>> Start Input rows
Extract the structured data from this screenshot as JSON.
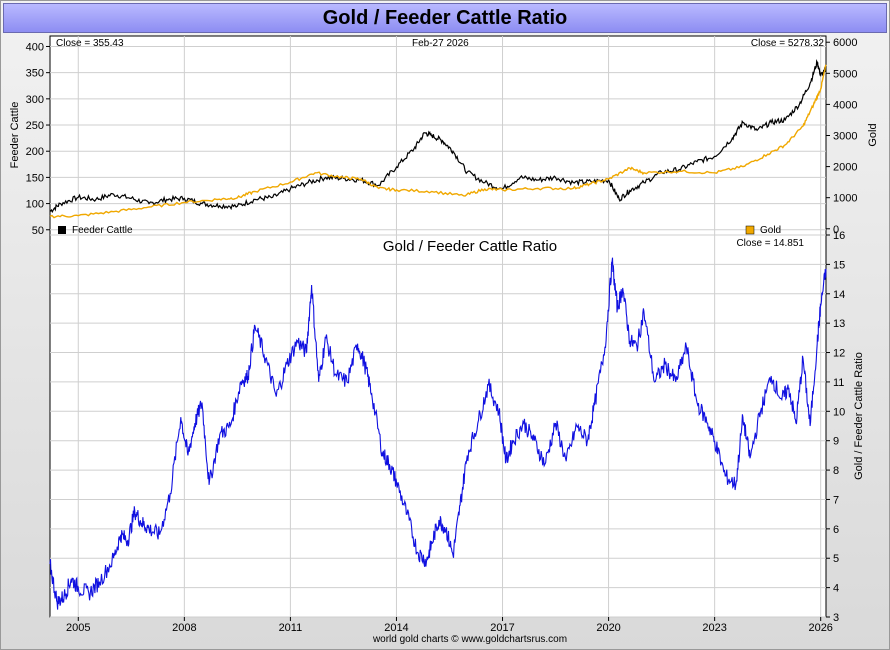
{
  "page_title": "Gold / Feeder Cattle Ratio",
  "footer": "world gold charts © www.goldchartsrus.com",
  "colors": {
    "cattle": "#000000",
    "gold": "#f0a800",
    "ratio": "#1010e0",
    "grid": "#cfcfcf"
  },
  "chart_data": [
    {
      "type": "line",
      "title": "",
      "date_label": "Feb-27  2026",
      "close_left": "Close = 355.43",
      "close_right": "Close = 5278.32",
      "ylabel_left": "Feeder Cattle",
      "ylabel_right": "Gold",
      "ylim_left": [
        40,
        420
      ],
      "ylim_right": [
        -200,
        6200
      ],
      "yticks_left": [
        50,
        100,
        150,
        200,
        250,
        300,
        350,
        400
      ],
      "yticks_right": [
        0,
        1000,
        2000,
        3000,
        4000,
        5000,
        6000
      ],
      "legend_left": "Feeder Cattle",
      "legend_right": "Gold",
      "series": [
        {
          "name": "Feeder Cattle",
          "axis": "left",
          "x": [
            2004.2,
            2004.5,
            2005.0,
            2005.5,
            2006.0,
            2006.5,
            2007.0,
            2007.5,
            2008.0,
            2008.5,
            2009.0,
            2009.5,
            2010.0,
            2010.5,
            2011.0,
            2011.5,
            2012.0,
            2012.5,
            2013.0,
            2013.5,
            2014.0,
            2014.5,
            2014.8,
            2015.0,
            2015.3,
            2015.6,
            2016.0,
            2016.5,
            2017.0,
            2017.5,
            2018.0,
            2018.5,
            2019.0,
            2019.5,
            2020.0,
            2020.3,
            2020.6,
            2021.0,
            2021.5,
            2022.0,
            2022.5,
            2023.0,
            2023.5,
            2023.8,
            2024.2,
            2024.6,
            2025.0,
            2025.4,
            2025.7,
            2025.9,
            2026.0,
            2026.15
          ],
          "values": [
            85,
            100,
            112,
            108,
            118,
            110,
            100,
            108,
            110,
            100,
            96,
            95,
            108,
            112,
            128,
            140,
            150,
            148,
            145,
            135,
            170,
            205,
            235,
            230,
            220,
            200,
            160,
            140,
            128,
            150,
            145,
            150,
            140,
            142,
            145,
            108,
            125,
            140,
            160,
            165,
            180,
            190,
            225,
            255,
            240,
            255,
            260,
            290,
            330,
            370,
            345,
            355
          ]
        },
        {
          "name": "Gold",
          "axis": "right",
          "x": [
            2004.2,
            2005.0,
            2006.0,
            2007.0,
            2008.0,
            2009.0,
            2009.5,
            2010.0,
            2011.0,
            2011.7,
            2012.5,
            2013.0,
            2013.5,
            2014.0,
            2015.0,
            2015.9,
            2016.5,
            2017.0,
            2018.0,
            2019.0,
            2019.5,
            2020.0,
            2020.6,
            2021.0,
            2022.0,
            2023.0,
            2023.8,
            2024.5,
            2025.0,
            2025.5,
            2025.8,
            2026.0,
            2026.15
          ],
          "values": [
            400,
            420,
            550,
            700,
            850,
            950,
            1000,
            1200,
            1500,
            1800,
            1650,
            1600,
            1300,
            1250,
            1200,
            1060,
            1280,
            1250,
            1300,
            1300,
            1450,
            1600,
            1950,
            1800,
            1850,
            1800,
            2000,
            2400,
            2700,
            3300,
            4000,
            4500,
            5278
          ]
        }
      ]
    },
    {
      "type": "line",
      "title": "Gold  /  Feeder Cattle Ratio",
      "close": "Close = 14.851",
      "ylabel_right": "Gold / Feeder Cattle Ratio",
      "ylim": [
        3,
        16
      ],
      "yticks": [
        3,
        4,
        5,
        6,
        7,
        8,
        9,
        10,
        11,
        12,
        13,
        14,
        15,
        16
      ],
      "xlim": [
        2004.2,
        2026.15
      ],
      "xticks": [
        "2005",
        "2008",
        "2011",
        "2014",
        "2017",
        "2020",
        "2023",
        "2026"
      ],
      "series": [
        {
          "name": "Gold / Feeder Cattle Ratio",
          "x": [
            2004.2,
            2004.4,
            2004.6,
            2004.8,
            2005.0,
            2005.3,
            2005.6,
            2006.0,
            2006.2,
            2006.4,
            2006.6,
            2006.8,
            2007.0,
            2007.3,
            2007.6,
            2007.9,
            2008.1,
            2008.3,
            2008.5,
            2008.7,
            2009.0,
            2009.3,
            2009.6,
            2009.8,
            2010.0,
            2010.3,
            2010.6,
            2010.9,
            2011.2,
            2011.45,
            2011.6,
            2011.8,
            2012.0,
            2012.3,
            2012.6,
            2012.9,
            2013.1,
            2013.3,
            2013.6,
            2013.8,
            2014.0,
            2014.3,
            2014.6,
            2014.85,
            2015.0,
            2015.2,
            2015.4,
            2015.6,
            2015.8,
            2016.0,
            2016.3,
            2016.6,
            2016.9,
            2017.1,
            2017.3,
            2017.6,
            2017.9,
            2018.2,
            2018.5,
            2018.8,
            2019.1,
            2019.4,
            2019.6,
            2019.9,
            2020.1,
            2020.25,
            2020.4,
            2020.6,
            2020.8,
            2021.0,
            2021.3,
            2021.6,
            2021.9,
            2022.2,
            2022.5,
            2022.8,
            2023.0,
            2023.3,
            2023.6,
            2023.8,
            2024.0,
            2024.3,
            2024.6,
            2024.9,
            2025.1,
            2025.3,
            2025.5,
            2025.7,
            2025.9,
            2026.0,
            2026.15
          ],
          "values": [
            4.8,
            3.5,
            3.7,
            4.3,
            4.0,
            3.8,
            4.2,
            5.0,
            5.8,
            5.6,
            6.6,
            6.2,
            6.0,
            5.8,
            7.2,
            9.8,
            8.5,
            9.6,
            10.3,
            7.5,
            9.2,
            9.5,
            11.0,
            11.2,
            12.9,
            11.8,
            10.5,
            11.6,
            12.4,
            12.0,
            14.3,
            11.0,
            12.5,
            11.2,
            11.0,
            12.3,
            11.6,
            10.6,
            8.6,
            8.2,
            7.6,
            6.5,
            5.2,
            4.9,
            5.5,
            6.3,
            6.0,
            5.1,
            6.8,
            8.5,
            9.6,
            10.9,
            10.0,
            8.3,
            9.0,
            9.6,
            9.0,
            8.2,
            9.6,
            8.3,
            9.5,
            9.0,
            10.2,
            12.2,
            15.1,
            13.5,
            14.2,
            12.4,
            12.2,
            13.4,
            11.0,
            11.6,
            11.0,
            12.2,
            10.3,
            9.6,
            9.0,
            7.8,
            7.5,
            9.8,
            8.4,
            10.0,
            11.2,
            10.4,
            10.8,
            9.6,
            11.8,
            9.5,
            12.3,
            13.6,
            14.85
          ]
        }
      ]
    }
  ]
}
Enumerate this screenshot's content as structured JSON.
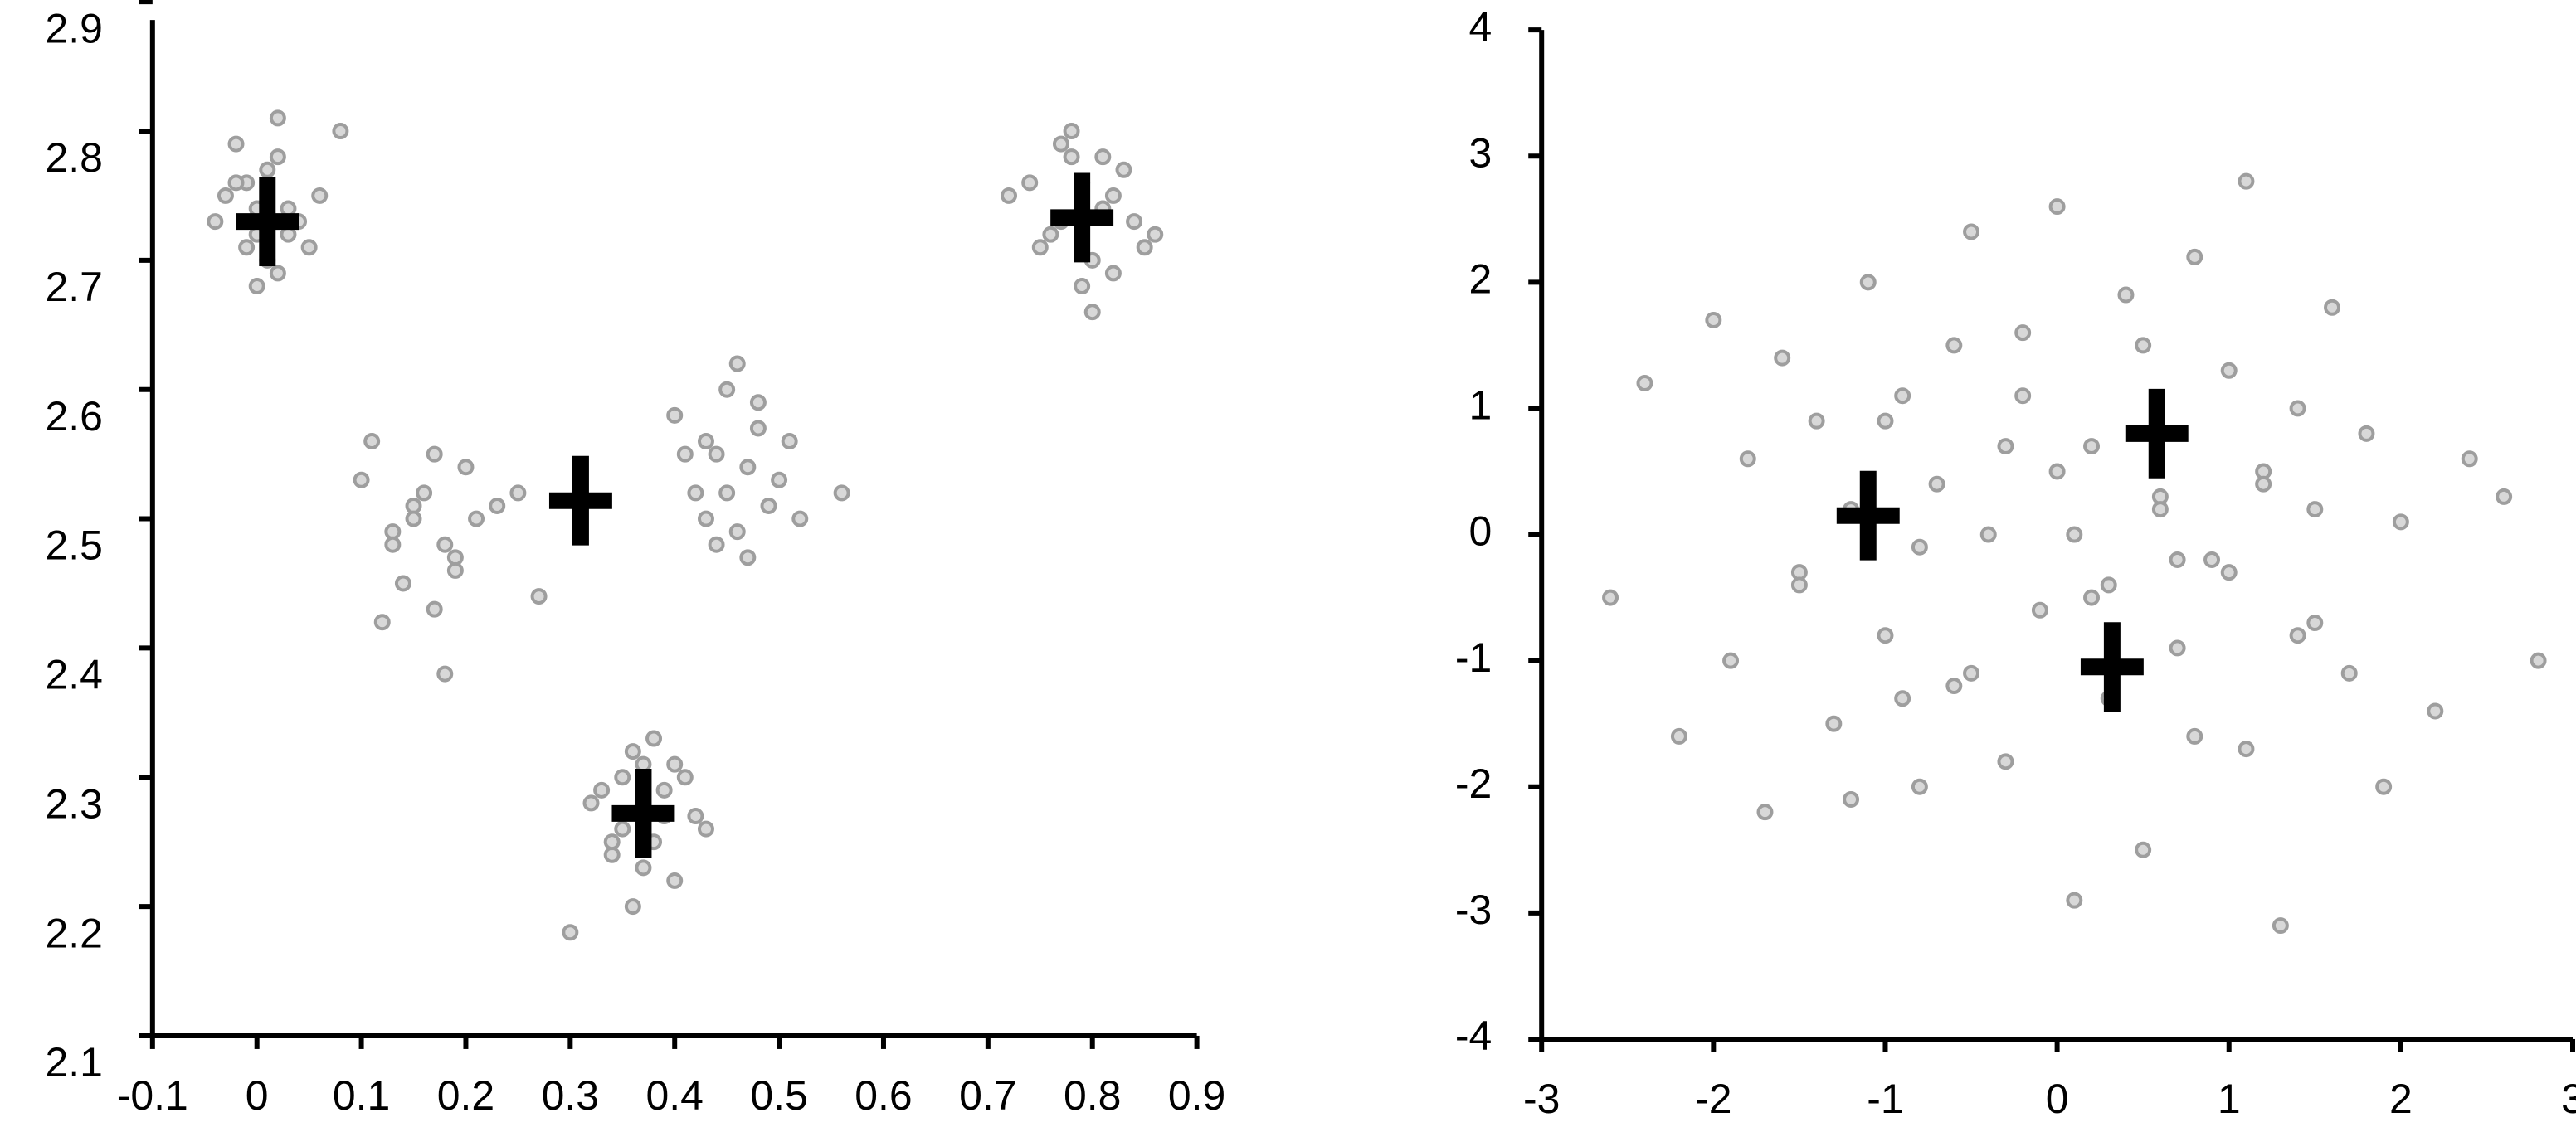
{
  "chart_data": [
    {
      "type": "scatter",
      "xlim": [
        -0.1,
        0.9
      ],
      "ylim": [
        2.1,
        2.9
      ],
      "xticks": [
        -0.1,
        0,
        0.1,
        0.2,
        0.3,
        0.4,
        0.5,
        0.6,
        0.7,
        0.8,
        0.9
      ],
      "yticks": [
        2.1,
        2.2,
        2.3,
        2.4,
        2.5,
        2.6,
        2.7,
        2.8,
        2.9
      ],
      "series": [
        {
          "color": "#9e9e9e",
          "marker": "circle",
          "x": [
            -0.03,
            0.0,
            0.02,
            0.04,
            0.01,
            -0.01,
            0.03,
            0.05,
            -0.02,
            0.0,
            0.02,
            0.06,
            -0.04,
            0.01,
            0.03,
            -0.01,
            0.08,
            0.0,
            0.02,
            -0.02,
            0.1,
            0.13,
            0.15,
            0.17,
            0.19,
            0.21,
            0.14,
            0.16,
            0.18,
            0.12,
            0.2,
            0.23,
            0.15,
            0.17,
            0.11,
            0.19,
            0.25,
            0.13,
            0.18,
            0.27,
            0.4,
            0.42,
            0.44,
            0.46,
            0.48,
            0.5,
            0.43,
            0.45,
            0.47,
            0.49,
            0.41,
            0.44,
            0.46,
            0.51,
            0.52,
            0.45,
            0.48,
            0.56,
            0.43,
            0.47,
            0.33,
            0.35,
            0.37,
            0.39,
            0.41,
            0.34,
            0.36,
            0.38,
            0.4,
            0.32,
            0.42,
            0.36,
            0.38,
            0.35,
            0.39,
            0.3,
            0.43,
            0.37,
            0.34,
            0.4,
            0.74,
            0.76,
            0.78,
            0.8,
            0.82,
            0.84,
            0.77,
            0.79,
            0.81,
            0.75,
            0.83,
            0.86,
            0.78,
            0.8,
            0.72,
            0.82,
            0.79,
            0.77,
            0.85,
            0.81
          ],
          "y": [
            2.75,
            2.72,
            2.78,
            2.73,
            2.7,
            2.76,
            2.74,
            2.71,
            2.79,
            2.68,
            2.81,
            2.75,
            2.73,
            2.77,
            2.72,
            2.71,
            2.8,
            2.74,
            2.69,
            2.76,
            2.53,
            2.49,
            2.51,
            2.55,
            2.47,
            2.5,
            2.45,
            2.52,
            2.48,
            2.42,
            2.54,
            2.51,
            2.5,
            2.43,
            2.56,
            2.46,
            2.52,
            2.48,
            2.38,
            2.44,
            2.58,
            2.52,
            2.55,
            2.49,
            2.57,
            2.53,
            2.5,
            2.6,
            2.54,
            2.51,
            2.55,
            2.48,
            2.62,
            2.56,
            2.5,
            2.52,
            2.59,
            2.52,
            2.56,
            2.47,
            2.29,
            2.26,
            2.31,
            2.27,
            2.3,
            2.24,
            2.32,
            2.25,
            2.22,
            2.28,
            2.27,
            2.2,
            2.33,
            2.3,
            2.29,
            2.18,
            2.26,
            2.23,
            2.25,
            2.31,
            2.76,
            2.72,
            2.78,
            2.7,
            2.75,
            2.73,
            2.79,
            2.68,
            2.74,
            2.71,
            2.77,
            2.72,
            2.8,
            2.66,
            2.75,
            2.69,
            2.76,
            2.73,
            2.71,
            2.78
          ]
        },
        {
          "color": "#000000",
          "marker": "plus",
          "x": [
            0.01,
            0.31,
            0.37,
            0.79
          ],
          "y": [
            2.73,
            2.514,
            2.272,
            2.733
          ]
        }
      ]
    },
    {
      "type": "scatter",
      "xlim": [
        -3,
        3
      ],
      "ylim": [
        -4,
        4
      ],
      "xticks": [
        -3,
        -2,
        -1,
        0,
        1,
        2,
        3
      ],
      "yticks": [
        -4,
        -3,
        -2,
        -1,
        0,
        1,
        2,
        3,
        4
      ],
      "series": [
        {
          "color": "#9e9e9e",
          "marker": "circle",
          "x": [
            -2.6,
            -2.4,
            -2.2,
            -2.0,
            -1.9,
            -1.8,
            -1.7,
            -1.6,
            -1.5,
            -1.4,
            -1.3,
            -1.2,
            -1.1,
            -1.0,
            -0.9,
            -0.8,
            -0.7,
            -0.6,
            -0.5,
            -0.4,
            -0.3,
            -0.2,
            -0.1,
            0.0,
            0.1,
            0.2,
            0.3,
            0.4,
            0.5,
            0.6,
            0.7,
            0.8,
            0.9,
            1.0,
            1.1,
            1.2,
            1.3,
            1.4,
            1.5,
            1.6,
            1.7,
            1.8,
            1.9,
            2.0,
            2.2,
            2.4,
            2.6,
            2.8,
            -1.5,
            -1.0,
            -0.5,
            0.0,
            0.5,
            1.0,
            1.5,
            -0.8,
            -0.3,
            0.2,
            0.7,
            1.2,
            -1.2,
            -0.6,
            0.1,
            0.8,
            1.4,
            -0.2,
            0.3,
            0.6,
            -0.9,
            1.1
          ],
          "y": [
            -0.5,
            1.2,
            -1.6,
            1.7,
            -1.0,
            0.6,
            -2.2,
            1.4,
            -0.3,
            0.9,
            -1.5,
            0.2,
            2.0,
            -0.8,
            1.1,
            -2.0,
            0.4,
            -1.2,
            2.4,
            0.0,
            -1.8,
            1.6,
            -0.6,
            2.6,
            -2.9,
            0.7,
            -1.3,
            1.9,
            -2.5,
            0.3,
            -0.9,
            2.2,
            -0.2,
            1.3,
            -1.7,
            0.5,
            -3.1,
            1.0,
            -0.7,
            1.8,
            -1.1,
            0.8,
            -2.0,
            0.1,
            -1.4,
            0.6,
            0.3,
            -1.0,
            -0.4,
            0.9,
            -1.1,
            0.5,
            1.5,
            -0.3,
            0.2,
            -0.1,
            0.7,
            -0.5,
            -0.2,
            0.4,
            -2.1,
            1.5,
            0.0,
            -1.6,
            -0.8,
            1.1,
            -0.4,
            0.2,
            -1.3,
            2.8
          ]
        },
        {
          "color": "#000000",
          "marker": "plus",
          "x": [
            -1.1,
            0.58,
            0.32
          ],
          "y": [
            0.15,
            0.8,
            -1.05
          ]
        }
      ]
    }
  ]
}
>> End Input rows
▶ _Goal_: Which lines include the word "name"? List them all.

▶ _Finished answer_:
          "name": "Feeder Cattle",
          "name": "Gold",
          "name": "Gold / Feeder Cattle Ratio",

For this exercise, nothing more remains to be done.